* **Exercise goal**
Extract the lines that hold the string "Marketing".

* Begin Supplied data *

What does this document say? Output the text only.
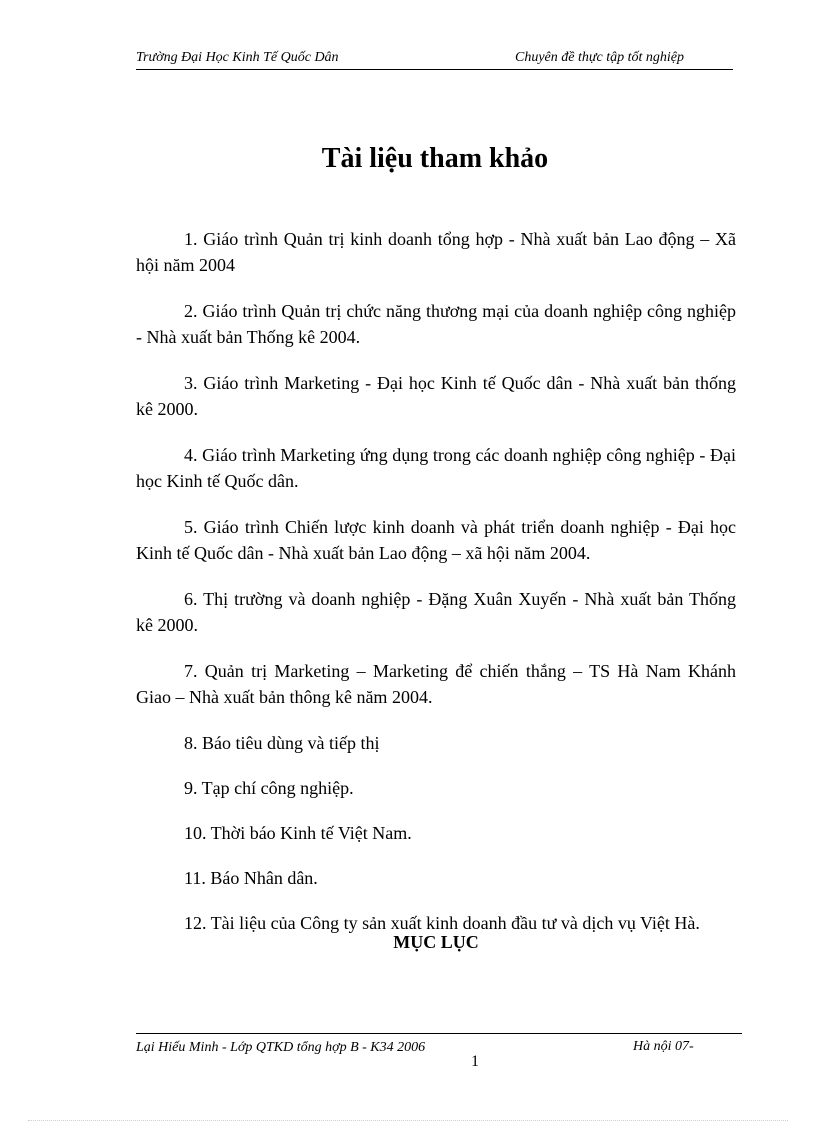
Trường Đại Học Kinh Tế Quốc Dân	Chuyên đề thực tập tốt nghiệp
Tài liệu tham khảo

1. Giáo trình Quản trị kinh doanh tổng hợp - Nhà xuất bản Lao động – Xã hội năm 2004

2. Giáo trình Quản trị chức năng thương mại của doanh nghiệp công nghiệp - Nhà xuất bản Thống kê 2004.

3. Giáo trình Marketing - Đại học Kinh tế Quốc dân - Nhà xuất bản thống kê 2000.

4. Giáo trình Marketing ứng dụng trong các doanh nghiệp công nghiệp - Đại học Kinh tế Quốc dân.

5. Giáo trình Chiến lược kinh doanh và phát triển doanh nghiệp - Đại học Kinh tế Quốc dân - Nhà xuất bản Lao động – xã hội năm 2004.

6. Thị trường và doanh nghiệp - Đặng Xuân Xuyến - Nhà xuất bản Thống kê 2000.

7. Quản trị Marketing – Marketing để chiến thắng – TS Hà Nam Khánh Giao – Nhà xuất bản thông kê năm 2004.

8. Báo tiêu dùng và tiếp thị

9. Tạp chí công nghiệp.

10. Thời báo Kinh tế Việt Nam.

11. Báo Nhân dân.

12. Tài liệu của Công ty sản xuất kinh doanh đầu tư và dịch vụ Việt Hà.

MỤC LỤC
Lại Hiếu Minh - Lớp QTKD tổng hợp B - K34 2006	Hà nội 07-
1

* End Supplied data *

* **Answer to the exercise**
3. Giáo trình Marketing - Đại học Kinh tế Quốc dân - Nhà xuất bản thống kê 2000.
4. Giáo trình Marketing ứng dụng trong các doanh nghiệp công nghiệp - Đại học Kinh tế Quốc dân.
7. Quản trị Marketing – Marketing để chiến thắng – TS Hà Nam Khánh Giao – Nhà xuất bản thông kê năm 2004.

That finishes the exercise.